WHAT YOU NEED TO DO | Identify and reproduce every line holding the string "їдальні".

THE RECORDS |

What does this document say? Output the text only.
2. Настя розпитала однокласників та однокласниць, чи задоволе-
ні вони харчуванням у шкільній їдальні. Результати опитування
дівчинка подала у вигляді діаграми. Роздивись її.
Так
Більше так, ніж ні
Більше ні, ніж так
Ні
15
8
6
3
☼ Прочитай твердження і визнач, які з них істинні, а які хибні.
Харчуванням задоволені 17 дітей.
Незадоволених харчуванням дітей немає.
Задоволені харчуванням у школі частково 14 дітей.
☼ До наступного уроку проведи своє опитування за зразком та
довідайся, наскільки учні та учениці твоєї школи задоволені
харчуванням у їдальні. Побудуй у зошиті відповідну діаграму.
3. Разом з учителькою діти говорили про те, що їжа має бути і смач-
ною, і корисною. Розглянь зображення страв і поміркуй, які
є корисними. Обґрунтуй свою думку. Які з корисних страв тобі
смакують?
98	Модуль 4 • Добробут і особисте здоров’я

TASK RESPONSE |
ні вони харчуванням у шкільній їдальні. Результати опитування
харчуванням у їдальні. Побудуй у зошиті відповідну діаграму.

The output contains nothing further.